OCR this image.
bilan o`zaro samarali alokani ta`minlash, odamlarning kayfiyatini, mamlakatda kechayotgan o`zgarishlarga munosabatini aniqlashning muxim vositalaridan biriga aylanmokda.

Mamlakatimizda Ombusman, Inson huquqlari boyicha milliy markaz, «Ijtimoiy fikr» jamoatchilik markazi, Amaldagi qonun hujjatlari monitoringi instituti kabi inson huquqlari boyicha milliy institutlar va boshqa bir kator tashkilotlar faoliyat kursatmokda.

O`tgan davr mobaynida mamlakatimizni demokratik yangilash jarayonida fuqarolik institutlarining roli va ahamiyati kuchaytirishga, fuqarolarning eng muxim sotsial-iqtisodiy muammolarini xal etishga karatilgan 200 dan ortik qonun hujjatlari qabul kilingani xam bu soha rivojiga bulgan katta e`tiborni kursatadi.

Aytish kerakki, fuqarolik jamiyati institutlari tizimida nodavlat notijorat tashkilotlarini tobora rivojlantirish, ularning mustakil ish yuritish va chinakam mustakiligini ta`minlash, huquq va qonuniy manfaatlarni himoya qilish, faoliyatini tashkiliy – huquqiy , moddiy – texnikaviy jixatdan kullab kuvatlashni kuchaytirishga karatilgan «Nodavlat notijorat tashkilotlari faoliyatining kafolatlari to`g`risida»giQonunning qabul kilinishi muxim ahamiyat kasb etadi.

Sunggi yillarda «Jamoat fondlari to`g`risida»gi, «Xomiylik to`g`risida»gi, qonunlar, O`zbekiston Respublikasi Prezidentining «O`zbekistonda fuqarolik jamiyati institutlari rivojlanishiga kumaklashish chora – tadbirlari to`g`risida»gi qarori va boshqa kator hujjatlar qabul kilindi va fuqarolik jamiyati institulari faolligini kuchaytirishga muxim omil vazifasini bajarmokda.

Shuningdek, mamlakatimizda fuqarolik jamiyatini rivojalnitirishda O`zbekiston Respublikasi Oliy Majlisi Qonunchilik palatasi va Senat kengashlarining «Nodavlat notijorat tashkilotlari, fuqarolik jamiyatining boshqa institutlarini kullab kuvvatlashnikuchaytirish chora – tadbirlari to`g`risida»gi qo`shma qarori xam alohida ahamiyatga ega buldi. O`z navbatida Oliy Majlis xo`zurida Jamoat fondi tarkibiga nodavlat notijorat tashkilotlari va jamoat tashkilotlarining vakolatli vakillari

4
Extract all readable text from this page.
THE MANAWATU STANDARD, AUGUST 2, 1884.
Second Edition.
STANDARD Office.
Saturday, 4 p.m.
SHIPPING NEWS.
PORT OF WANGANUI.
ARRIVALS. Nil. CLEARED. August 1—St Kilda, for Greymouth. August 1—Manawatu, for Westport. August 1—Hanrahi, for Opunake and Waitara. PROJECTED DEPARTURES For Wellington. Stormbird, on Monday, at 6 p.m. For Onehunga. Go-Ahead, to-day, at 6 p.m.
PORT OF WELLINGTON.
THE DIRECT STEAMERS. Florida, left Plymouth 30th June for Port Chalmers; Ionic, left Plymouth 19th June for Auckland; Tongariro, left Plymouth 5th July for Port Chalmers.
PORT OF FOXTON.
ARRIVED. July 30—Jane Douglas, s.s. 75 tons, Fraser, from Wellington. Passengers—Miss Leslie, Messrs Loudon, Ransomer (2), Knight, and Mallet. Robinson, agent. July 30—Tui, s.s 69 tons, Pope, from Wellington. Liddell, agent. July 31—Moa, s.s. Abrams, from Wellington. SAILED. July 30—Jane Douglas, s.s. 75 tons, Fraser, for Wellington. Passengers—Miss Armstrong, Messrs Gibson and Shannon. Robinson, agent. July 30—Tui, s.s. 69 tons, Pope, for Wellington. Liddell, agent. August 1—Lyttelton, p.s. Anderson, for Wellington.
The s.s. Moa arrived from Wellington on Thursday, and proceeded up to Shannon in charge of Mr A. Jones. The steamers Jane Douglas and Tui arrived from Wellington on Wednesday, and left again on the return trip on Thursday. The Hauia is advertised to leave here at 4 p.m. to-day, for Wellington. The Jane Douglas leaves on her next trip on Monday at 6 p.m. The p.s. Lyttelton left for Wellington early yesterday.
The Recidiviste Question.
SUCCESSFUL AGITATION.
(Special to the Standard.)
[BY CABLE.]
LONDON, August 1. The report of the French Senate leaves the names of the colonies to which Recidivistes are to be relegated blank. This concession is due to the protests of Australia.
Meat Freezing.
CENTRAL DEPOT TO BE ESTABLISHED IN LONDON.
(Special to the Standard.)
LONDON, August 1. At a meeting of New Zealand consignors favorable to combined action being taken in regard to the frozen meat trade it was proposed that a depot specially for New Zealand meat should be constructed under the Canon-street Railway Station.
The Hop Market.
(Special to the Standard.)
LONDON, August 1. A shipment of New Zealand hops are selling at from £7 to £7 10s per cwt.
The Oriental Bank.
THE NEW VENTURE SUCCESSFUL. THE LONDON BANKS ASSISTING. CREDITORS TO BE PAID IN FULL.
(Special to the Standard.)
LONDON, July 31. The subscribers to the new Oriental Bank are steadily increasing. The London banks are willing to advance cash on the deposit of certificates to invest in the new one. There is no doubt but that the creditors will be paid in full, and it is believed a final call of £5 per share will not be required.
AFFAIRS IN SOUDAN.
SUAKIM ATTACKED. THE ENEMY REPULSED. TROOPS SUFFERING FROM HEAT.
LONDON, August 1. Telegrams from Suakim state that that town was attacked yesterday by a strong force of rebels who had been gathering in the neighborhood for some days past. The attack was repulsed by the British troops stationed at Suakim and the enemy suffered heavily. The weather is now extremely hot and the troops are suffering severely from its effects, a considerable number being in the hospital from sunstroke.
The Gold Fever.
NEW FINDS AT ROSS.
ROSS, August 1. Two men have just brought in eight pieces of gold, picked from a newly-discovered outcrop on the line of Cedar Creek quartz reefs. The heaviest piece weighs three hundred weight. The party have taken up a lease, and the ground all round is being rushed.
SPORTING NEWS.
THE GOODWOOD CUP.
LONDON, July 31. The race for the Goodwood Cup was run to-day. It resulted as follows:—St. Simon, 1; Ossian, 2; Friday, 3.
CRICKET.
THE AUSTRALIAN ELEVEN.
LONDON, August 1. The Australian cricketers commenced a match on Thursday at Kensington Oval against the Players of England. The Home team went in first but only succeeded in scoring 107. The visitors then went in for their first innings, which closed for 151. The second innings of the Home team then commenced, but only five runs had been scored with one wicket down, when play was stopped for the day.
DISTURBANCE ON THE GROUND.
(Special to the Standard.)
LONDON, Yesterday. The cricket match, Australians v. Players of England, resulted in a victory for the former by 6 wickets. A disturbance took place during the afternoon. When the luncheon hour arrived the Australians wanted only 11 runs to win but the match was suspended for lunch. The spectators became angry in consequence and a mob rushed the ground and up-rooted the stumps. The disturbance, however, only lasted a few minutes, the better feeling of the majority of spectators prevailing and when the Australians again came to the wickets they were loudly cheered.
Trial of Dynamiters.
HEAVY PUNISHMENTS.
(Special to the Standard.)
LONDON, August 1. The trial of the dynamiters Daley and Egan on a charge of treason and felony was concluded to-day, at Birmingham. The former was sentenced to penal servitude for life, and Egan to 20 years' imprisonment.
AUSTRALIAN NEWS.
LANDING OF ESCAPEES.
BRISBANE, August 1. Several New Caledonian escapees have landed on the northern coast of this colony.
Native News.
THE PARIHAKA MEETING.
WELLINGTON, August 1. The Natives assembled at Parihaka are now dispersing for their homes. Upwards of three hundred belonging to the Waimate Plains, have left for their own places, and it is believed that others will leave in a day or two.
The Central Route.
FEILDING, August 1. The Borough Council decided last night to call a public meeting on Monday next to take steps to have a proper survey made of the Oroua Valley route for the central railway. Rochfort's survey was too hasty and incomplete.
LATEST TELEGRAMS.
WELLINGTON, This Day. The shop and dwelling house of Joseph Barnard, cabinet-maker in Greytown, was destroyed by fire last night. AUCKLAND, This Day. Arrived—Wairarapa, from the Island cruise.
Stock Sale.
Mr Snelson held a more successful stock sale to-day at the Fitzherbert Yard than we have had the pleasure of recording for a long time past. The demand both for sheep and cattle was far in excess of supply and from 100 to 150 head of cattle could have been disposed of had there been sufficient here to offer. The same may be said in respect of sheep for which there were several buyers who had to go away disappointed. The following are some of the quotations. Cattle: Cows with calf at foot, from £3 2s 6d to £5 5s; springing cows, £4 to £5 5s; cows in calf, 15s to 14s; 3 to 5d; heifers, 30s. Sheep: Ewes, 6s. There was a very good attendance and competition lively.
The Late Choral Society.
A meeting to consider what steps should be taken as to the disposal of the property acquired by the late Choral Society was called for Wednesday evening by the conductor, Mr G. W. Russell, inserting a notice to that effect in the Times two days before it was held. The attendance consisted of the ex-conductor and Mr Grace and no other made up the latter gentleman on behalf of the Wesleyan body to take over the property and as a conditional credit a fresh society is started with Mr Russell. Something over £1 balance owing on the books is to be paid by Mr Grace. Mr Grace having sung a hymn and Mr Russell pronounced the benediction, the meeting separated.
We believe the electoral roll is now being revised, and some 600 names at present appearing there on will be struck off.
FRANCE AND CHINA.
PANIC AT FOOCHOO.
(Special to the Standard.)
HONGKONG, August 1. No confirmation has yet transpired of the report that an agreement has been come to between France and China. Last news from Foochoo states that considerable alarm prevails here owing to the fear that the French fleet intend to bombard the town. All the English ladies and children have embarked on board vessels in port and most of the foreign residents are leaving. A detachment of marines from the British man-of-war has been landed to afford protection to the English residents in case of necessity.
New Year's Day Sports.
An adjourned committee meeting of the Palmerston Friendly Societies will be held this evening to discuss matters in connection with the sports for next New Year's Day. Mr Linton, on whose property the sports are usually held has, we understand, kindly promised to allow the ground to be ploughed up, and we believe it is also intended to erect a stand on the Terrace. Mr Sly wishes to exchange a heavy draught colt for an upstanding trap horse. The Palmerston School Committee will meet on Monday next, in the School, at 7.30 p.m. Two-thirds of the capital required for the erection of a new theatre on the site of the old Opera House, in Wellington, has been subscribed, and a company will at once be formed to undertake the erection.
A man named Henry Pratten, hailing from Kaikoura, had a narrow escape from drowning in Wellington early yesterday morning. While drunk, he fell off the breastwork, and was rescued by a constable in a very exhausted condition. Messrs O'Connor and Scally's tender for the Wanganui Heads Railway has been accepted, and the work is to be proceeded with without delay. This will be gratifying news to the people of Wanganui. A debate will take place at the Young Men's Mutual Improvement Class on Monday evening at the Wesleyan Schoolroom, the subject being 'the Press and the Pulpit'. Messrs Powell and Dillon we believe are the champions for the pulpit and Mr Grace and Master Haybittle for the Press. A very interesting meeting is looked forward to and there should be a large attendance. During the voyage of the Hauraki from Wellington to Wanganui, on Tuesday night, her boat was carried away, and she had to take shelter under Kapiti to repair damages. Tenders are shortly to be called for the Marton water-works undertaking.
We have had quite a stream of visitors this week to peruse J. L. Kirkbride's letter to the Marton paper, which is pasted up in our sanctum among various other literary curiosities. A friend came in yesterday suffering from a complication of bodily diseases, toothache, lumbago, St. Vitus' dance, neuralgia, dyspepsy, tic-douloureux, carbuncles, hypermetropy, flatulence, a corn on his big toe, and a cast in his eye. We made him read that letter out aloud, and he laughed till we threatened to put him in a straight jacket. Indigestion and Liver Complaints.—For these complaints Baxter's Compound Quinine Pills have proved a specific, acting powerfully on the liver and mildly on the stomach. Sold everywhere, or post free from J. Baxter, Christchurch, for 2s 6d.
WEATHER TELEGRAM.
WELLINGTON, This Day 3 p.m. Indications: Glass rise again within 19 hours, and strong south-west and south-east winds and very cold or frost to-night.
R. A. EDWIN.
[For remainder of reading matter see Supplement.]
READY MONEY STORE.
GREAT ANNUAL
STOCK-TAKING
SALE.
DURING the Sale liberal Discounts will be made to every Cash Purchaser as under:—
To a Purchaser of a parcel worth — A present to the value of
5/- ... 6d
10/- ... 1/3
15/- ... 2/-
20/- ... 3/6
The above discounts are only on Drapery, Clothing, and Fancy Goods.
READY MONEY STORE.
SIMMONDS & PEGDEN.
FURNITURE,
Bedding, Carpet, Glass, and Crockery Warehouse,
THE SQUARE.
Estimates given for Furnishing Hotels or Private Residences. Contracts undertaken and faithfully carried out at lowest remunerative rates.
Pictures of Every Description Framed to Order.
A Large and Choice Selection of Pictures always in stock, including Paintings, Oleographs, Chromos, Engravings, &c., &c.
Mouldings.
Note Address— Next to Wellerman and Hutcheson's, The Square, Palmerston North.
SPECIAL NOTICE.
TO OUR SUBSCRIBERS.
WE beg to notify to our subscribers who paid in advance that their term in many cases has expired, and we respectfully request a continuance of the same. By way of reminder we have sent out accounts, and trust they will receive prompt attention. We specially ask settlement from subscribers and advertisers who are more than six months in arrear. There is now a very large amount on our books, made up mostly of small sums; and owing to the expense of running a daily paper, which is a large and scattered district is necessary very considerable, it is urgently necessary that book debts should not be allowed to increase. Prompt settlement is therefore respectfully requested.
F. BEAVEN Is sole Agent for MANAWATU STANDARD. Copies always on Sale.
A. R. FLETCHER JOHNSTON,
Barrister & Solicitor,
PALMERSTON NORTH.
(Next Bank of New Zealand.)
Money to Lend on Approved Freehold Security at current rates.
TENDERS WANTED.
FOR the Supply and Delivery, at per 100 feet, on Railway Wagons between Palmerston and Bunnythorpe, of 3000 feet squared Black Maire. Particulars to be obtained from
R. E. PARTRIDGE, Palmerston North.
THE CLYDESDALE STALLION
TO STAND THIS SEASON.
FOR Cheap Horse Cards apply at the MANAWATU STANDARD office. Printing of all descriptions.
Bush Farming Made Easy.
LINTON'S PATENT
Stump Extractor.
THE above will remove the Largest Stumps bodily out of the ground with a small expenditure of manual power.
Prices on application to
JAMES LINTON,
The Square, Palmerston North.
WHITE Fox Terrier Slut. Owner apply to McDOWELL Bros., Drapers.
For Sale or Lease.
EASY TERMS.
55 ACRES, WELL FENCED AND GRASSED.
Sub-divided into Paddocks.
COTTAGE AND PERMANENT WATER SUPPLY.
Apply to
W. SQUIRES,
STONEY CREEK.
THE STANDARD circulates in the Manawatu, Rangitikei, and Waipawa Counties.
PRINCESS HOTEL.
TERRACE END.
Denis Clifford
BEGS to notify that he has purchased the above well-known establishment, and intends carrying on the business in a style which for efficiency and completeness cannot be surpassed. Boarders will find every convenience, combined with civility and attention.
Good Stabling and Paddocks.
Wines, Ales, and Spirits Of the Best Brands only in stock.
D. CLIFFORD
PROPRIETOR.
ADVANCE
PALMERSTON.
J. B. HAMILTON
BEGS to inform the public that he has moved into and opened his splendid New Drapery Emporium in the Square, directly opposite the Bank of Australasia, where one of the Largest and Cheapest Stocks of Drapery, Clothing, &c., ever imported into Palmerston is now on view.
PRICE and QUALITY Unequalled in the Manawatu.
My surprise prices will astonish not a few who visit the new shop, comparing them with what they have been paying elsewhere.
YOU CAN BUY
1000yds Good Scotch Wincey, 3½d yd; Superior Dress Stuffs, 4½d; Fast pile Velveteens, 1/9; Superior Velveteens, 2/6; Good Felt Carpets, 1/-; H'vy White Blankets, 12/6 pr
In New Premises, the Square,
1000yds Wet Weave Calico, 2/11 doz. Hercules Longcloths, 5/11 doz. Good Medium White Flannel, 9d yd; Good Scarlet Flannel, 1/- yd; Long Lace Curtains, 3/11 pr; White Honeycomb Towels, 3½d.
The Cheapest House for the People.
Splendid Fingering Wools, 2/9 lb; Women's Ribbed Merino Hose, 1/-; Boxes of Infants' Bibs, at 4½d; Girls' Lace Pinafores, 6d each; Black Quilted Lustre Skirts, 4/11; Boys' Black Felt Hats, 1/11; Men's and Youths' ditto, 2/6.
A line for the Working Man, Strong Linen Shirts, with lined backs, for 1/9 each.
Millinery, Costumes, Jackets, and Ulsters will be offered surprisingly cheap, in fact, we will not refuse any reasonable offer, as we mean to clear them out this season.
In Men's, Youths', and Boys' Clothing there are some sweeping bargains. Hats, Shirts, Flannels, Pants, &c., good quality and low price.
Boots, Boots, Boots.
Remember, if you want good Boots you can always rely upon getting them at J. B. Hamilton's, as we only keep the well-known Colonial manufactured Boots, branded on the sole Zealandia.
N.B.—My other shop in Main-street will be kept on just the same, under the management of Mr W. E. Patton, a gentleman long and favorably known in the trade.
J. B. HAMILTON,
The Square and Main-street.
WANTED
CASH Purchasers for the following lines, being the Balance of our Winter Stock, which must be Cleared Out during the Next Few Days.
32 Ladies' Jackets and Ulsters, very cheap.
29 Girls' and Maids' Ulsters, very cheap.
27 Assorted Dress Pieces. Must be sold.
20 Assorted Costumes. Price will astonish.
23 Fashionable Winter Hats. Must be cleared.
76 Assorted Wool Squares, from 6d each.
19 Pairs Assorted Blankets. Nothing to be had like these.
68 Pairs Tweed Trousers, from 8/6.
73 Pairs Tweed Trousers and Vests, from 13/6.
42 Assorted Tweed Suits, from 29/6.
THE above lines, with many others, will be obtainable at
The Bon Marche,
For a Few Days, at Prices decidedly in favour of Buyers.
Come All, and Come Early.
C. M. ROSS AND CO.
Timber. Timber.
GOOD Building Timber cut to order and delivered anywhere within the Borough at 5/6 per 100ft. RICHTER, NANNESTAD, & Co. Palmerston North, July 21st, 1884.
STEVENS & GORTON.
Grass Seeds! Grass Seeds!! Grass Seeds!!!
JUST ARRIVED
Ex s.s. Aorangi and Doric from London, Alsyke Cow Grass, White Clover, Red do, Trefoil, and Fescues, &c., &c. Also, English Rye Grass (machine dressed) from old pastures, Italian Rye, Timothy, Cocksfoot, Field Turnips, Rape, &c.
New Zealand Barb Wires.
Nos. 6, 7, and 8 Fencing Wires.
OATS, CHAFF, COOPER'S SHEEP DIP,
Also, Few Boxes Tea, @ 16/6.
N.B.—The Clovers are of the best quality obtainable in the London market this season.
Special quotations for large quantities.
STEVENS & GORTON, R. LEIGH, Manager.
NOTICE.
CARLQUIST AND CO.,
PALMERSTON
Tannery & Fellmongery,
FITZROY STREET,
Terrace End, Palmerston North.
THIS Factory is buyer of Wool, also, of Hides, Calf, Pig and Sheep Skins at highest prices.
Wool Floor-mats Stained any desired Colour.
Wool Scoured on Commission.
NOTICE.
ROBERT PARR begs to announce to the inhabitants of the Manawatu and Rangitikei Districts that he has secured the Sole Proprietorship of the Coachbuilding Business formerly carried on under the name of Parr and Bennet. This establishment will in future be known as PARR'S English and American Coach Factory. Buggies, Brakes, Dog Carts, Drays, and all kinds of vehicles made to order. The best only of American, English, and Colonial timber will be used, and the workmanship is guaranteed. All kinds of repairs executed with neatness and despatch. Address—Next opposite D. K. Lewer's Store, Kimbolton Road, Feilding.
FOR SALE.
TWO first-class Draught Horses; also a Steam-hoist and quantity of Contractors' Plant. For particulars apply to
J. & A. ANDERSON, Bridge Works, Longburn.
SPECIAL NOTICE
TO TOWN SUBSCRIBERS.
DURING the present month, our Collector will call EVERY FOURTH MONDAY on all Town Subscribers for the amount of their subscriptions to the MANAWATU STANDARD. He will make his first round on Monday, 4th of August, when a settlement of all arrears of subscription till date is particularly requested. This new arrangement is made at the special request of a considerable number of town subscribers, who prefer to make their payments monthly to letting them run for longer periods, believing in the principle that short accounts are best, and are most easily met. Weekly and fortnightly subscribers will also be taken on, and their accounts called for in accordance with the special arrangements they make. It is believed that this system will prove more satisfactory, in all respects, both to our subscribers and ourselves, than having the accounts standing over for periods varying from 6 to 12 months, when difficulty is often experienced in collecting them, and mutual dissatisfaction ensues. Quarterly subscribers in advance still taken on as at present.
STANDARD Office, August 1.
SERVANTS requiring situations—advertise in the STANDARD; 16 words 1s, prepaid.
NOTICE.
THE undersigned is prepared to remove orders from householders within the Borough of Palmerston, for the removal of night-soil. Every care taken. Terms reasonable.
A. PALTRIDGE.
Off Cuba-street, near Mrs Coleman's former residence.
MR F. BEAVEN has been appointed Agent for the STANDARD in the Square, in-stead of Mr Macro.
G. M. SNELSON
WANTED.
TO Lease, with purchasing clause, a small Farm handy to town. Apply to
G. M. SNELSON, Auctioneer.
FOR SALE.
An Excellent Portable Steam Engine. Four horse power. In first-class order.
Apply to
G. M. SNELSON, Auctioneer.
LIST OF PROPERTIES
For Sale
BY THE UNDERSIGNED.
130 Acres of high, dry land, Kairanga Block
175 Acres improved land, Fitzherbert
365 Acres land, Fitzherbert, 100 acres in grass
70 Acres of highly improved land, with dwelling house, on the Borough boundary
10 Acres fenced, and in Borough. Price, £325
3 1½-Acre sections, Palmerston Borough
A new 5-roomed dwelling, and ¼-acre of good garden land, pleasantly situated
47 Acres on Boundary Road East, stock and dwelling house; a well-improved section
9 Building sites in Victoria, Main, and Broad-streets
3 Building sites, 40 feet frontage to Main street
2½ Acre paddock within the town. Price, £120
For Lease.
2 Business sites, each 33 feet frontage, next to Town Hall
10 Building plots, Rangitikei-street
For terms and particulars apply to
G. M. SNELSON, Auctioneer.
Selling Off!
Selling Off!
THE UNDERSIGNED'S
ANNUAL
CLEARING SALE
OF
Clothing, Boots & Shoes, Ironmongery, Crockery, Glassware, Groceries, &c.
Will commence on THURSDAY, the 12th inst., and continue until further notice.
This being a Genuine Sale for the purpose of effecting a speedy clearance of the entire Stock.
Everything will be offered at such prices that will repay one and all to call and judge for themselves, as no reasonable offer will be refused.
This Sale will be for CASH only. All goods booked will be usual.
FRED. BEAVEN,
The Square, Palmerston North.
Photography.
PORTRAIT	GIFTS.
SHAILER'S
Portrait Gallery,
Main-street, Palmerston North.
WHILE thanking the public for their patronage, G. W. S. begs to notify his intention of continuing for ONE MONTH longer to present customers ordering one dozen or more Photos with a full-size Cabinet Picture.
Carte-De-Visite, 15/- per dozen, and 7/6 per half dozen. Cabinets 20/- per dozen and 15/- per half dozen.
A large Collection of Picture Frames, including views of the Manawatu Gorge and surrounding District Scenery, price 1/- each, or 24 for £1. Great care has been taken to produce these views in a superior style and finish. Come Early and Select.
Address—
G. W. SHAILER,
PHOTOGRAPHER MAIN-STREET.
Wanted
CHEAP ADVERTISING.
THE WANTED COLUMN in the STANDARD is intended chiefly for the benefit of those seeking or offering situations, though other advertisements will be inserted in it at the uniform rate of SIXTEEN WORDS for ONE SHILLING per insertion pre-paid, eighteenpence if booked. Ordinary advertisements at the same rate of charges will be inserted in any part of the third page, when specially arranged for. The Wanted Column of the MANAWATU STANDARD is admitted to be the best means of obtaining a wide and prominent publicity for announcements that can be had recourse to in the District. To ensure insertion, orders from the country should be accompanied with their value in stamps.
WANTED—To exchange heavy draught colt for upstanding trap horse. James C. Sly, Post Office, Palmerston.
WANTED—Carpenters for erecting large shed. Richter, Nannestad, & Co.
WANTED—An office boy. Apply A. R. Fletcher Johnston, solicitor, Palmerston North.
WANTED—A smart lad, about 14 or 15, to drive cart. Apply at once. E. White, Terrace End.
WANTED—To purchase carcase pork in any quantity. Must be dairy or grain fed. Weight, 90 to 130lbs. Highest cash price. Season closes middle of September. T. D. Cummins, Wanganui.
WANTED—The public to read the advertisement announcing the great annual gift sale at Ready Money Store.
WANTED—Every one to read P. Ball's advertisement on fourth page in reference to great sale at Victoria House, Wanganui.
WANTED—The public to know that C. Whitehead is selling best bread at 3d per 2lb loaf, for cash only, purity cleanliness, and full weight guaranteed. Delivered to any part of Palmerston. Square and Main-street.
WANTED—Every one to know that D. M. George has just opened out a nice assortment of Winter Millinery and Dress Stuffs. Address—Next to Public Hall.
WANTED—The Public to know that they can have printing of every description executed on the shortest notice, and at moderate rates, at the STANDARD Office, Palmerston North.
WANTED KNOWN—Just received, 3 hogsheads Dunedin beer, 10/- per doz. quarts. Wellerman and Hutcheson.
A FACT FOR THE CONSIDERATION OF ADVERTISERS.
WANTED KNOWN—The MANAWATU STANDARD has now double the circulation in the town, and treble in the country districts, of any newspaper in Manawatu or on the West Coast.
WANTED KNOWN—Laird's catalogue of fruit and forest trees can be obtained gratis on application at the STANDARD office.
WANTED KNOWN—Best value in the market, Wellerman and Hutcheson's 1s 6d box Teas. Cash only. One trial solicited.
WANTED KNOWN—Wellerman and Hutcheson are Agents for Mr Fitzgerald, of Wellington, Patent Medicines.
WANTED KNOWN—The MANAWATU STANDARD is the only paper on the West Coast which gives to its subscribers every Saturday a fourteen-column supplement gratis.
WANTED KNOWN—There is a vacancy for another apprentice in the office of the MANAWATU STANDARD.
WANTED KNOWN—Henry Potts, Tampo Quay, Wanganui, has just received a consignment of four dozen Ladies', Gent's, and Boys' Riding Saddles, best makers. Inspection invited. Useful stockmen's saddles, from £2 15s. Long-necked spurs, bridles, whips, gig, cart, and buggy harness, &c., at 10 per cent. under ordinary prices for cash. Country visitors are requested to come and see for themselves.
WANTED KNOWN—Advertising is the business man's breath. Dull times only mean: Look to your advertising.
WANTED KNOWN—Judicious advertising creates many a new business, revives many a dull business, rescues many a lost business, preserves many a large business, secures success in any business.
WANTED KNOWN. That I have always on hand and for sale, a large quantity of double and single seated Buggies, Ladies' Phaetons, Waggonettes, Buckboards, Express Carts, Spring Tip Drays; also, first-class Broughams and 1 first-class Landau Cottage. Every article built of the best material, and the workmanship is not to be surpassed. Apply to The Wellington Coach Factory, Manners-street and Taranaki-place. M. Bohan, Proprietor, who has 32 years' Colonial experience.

*-*-*

=== Goal ===
Using the data above, copy each line that contains "care".

=== Written solution ===
THE undersigned is prepared to remove orders from householders within the Borough of Palmerston, for the removal of night-soil. Every care taken. Terms reasonable.
A large Collection of Picture Frames, including views of the Manawatu Gorge and surrounding District Scenery, price 1/- each, or 24 for £1. Great care has been taken to produce these views in a superior style and finish. Come Early and Select.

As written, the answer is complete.